» **STATED GOAL**:
Tally the lines holding "rank" and state only that figure.

- - -

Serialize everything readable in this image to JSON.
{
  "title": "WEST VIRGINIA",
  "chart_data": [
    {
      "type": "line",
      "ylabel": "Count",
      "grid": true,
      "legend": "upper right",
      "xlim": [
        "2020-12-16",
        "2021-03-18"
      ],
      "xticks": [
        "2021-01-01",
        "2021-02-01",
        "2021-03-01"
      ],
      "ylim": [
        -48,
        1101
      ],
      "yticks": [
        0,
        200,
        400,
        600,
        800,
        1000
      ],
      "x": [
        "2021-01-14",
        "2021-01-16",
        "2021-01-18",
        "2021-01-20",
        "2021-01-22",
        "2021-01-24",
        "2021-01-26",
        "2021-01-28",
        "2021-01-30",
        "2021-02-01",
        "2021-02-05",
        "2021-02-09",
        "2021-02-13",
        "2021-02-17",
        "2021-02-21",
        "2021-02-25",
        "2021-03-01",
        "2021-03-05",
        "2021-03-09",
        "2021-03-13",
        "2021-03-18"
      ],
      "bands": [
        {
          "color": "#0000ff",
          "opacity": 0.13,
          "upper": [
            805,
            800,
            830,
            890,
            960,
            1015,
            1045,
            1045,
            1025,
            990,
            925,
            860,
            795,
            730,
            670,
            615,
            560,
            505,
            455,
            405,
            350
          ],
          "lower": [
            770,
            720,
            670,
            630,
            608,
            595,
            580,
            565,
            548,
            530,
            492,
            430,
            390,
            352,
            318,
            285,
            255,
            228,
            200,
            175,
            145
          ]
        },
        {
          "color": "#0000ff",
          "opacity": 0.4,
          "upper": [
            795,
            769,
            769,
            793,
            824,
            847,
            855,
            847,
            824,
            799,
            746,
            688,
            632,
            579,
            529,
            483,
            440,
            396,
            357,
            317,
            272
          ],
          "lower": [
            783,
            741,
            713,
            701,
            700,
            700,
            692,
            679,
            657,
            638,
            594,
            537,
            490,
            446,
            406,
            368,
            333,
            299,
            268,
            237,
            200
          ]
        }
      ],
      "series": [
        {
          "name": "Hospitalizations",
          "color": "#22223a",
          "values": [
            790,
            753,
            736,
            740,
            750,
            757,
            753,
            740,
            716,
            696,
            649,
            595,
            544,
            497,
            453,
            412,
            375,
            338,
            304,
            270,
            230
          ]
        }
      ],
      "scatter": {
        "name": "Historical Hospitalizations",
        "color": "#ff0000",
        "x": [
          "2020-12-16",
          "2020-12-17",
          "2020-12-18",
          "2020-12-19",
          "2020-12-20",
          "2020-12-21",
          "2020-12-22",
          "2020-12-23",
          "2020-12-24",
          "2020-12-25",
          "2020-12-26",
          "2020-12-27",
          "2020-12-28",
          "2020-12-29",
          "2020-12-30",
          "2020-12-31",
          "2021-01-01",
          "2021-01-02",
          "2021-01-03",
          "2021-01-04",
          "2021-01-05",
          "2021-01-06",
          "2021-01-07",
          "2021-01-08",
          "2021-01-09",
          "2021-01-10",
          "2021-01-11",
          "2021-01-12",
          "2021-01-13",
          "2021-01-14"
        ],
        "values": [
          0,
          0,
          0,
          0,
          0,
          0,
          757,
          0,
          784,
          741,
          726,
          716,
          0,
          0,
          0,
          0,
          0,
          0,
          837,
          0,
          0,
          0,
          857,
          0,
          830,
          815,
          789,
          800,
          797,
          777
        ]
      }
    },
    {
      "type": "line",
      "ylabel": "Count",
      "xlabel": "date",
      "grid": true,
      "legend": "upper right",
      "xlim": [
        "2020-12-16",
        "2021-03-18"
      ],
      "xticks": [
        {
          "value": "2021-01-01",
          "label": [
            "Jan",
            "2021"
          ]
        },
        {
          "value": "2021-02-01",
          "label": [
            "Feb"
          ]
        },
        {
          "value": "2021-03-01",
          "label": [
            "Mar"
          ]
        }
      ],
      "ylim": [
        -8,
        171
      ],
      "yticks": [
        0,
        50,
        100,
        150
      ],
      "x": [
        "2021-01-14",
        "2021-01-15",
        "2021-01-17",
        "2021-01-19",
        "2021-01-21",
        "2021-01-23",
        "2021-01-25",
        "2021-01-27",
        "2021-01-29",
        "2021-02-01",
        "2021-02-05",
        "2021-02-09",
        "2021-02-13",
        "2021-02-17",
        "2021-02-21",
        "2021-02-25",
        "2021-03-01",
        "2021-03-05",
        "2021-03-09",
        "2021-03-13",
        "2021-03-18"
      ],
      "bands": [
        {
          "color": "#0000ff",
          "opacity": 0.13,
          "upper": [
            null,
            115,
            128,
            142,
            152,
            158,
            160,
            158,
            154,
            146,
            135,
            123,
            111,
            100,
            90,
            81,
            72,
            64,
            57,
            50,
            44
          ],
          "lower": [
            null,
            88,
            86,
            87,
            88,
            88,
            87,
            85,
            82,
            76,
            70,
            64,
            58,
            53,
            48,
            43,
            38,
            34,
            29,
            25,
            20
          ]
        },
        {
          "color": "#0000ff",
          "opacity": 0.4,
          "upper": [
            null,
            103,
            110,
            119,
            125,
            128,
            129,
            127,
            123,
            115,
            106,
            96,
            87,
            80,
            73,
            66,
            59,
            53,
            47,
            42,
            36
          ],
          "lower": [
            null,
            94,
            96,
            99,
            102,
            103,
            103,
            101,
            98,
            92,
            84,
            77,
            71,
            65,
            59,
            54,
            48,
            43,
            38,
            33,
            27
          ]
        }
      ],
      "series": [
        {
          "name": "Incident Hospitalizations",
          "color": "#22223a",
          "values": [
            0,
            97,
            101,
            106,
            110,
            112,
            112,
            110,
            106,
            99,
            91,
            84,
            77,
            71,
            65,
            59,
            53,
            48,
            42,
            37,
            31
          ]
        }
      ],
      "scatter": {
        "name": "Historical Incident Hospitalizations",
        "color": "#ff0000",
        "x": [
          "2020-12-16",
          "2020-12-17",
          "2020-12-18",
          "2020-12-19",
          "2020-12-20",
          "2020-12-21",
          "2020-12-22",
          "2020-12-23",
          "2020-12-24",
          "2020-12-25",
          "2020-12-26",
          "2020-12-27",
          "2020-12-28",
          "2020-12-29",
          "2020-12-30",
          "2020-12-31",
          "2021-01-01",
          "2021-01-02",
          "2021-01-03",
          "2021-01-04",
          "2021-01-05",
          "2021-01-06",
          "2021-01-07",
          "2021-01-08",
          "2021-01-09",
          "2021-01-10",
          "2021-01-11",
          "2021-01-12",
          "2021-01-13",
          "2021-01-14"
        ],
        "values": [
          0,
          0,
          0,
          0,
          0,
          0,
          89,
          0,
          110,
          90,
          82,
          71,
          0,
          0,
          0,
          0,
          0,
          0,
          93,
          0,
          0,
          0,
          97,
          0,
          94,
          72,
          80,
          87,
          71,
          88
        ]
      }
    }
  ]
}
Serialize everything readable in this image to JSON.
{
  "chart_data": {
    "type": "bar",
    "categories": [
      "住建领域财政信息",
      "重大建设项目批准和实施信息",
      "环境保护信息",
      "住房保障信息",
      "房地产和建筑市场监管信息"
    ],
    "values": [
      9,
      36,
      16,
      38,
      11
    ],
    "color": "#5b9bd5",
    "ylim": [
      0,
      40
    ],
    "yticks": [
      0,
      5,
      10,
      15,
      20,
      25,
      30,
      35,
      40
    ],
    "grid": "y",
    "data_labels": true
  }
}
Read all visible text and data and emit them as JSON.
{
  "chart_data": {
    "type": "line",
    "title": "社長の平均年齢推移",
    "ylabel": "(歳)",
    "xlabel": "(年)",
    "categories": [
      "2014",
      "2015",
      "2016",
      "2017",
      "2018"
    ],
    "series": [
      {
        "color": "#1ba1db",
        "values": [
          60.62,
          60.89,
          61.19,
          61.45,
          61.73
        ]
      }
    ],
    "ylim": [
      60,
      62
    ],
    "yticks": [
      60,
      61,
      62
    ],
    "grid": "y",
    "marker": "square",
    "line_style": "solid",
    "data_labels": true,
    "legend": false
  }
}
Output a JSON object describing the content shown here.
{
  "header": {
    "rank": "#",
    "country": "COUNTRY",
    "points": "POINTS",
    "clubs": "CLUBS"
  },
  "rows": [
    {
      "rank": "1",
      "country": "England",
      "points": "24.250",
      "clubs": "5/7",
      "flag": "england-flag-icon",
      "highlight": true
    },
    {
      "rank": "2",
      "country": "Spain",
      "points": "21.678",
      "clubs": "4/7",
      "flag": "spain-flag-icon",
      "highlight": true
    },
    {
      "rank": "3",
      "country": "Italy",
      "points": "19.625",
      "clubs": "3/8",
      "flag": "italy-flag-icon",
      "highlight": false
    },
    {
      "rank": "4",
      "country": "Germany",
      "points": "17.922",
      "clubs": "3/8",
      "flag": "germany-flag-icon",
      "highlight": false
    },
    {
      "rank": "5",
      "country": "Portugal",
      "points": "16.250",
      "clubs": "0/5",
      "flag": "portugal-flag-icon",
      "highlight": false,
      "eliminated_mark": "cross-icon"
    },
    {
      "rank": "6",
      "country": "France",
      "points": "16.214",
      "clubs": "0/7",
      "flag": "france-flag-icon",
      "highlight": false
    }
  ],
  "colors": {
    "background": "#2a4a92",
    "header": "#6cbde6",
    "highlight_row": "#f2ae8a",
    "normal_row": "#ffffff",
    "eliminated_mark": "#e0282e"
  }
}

- - -

» **TASK RESPONSE**:
7